(Figure content listings)
+--

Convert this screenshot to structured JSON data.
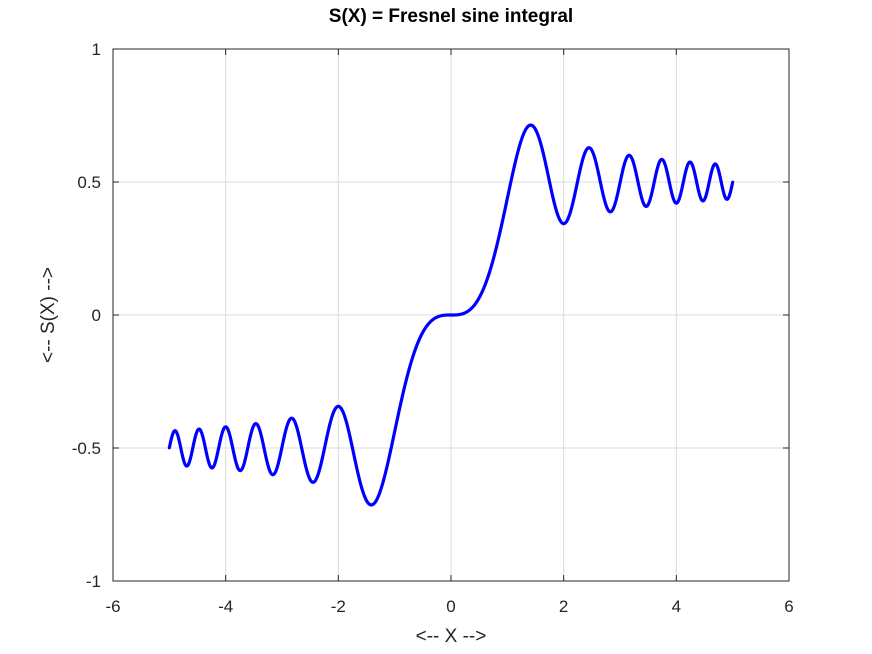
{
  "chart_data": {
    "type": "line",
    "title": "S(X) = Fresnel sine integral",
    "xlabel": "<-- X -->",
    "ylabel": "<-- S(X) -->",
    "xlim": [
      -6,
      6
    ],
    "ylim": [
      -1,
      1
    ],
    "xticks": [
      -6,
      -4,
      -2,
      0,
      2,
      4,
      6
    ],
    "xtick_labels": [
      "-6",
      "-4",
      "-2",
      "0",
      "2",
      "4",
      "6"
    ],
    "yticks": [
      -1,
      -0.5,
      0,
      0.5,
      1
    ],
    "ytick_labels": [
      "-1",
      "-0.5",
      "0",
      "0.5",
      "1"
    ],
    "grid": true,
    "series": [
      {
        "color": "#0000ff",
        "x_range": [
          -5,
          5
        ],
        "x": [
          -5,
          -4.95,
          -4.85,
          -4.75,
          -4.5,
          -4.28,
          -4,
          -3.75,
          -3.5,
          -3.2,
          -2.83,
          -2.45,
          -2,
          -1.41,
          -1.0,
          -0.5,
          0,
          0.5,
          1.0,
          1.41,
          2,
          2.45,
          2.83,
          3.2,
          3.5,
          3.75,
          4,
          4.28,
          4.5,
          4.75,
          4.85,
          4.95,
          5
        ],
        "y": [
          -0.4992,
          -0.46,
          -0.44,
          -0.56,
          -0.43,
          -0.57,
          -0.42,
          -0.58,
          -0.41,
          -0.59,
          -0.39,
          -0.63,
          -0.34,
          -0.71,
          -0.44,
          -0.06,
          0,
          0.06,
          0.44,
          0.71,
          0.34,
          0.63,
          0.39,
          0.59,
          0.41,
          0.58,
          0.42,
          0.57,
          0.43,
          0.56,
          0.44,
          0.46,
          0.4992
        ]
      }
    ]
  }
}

+--

Repeat the listing verbatim. Skip the pictures.

Convert this screenshot to structured JSON data.
{
  "chart_data": {
    "type": "line",
    "title": "S(X) = Fresnel sine integral",
    "xlabel": "<-- X -->",
    "ylabel": "<-- S(X) -->",
    "xlim": [
      -6,
      6
    ],
    "ylim": [
      -1,
      1
    ],
    "xticks": [
      -6,
      -4,
      -2,
      0,
      2,
      4,
      6
    ],
    "xtick_labels": [
      "-6",
      "-4",
      "-2",
      "0",
      "2",
      "4",
      "6"
    ],
    "yticks": [
      -1,
      -0.5,
      0,
      0.5,
      1
    ],
    "ytick_labels": [
      "-1",
      "-0.5",
      "0",
      "0.5",
      "1"
    ],
    "grid": true,
    "series": [
      {
        "color": "#0000ff",
        "x_range": [
          -5,
          5
        ],
        "x": [
          -5,
          -4.95,
          -4.85,
          -4.75,
          -4.5,
          -4.28,
          -4,
          -3.75,
          -3.5,
          -3.2,
          -2.83,
          -2.45,
          -2,
          -1.41,
          -1.0,
          -0.5,
          0,
          0.5,
          1.0,
          1.41,
          2,
          2.45,
          2.83,
          3.2,
          3.5,
          3.75,
          4,
          4.28,
          4.5,
          4.75,
          4.85,
          4.95,
          5
        ],
        "y": [
          -0.4992,
          -0.46,
          -0.44,
          -0.56,
          -0.43,
          -0.57,
          -0.42,
          -0.58,
          -0.41,
          -0.59,
          -0.39,
          -0.63,
          -0.34,
          -0.71,
          -0.44,
          -0.06,
          0,
          0.06,
          0.44,
          0.71,
          0.34,
          0.63,
          0.39,
          0.59,
          0.41,
          0.58,
          0.42,
          0.57,
          0.43,
          0.56,
          0.44,
          0.46,
          0.4992
        ]
      }
    ]
  }
}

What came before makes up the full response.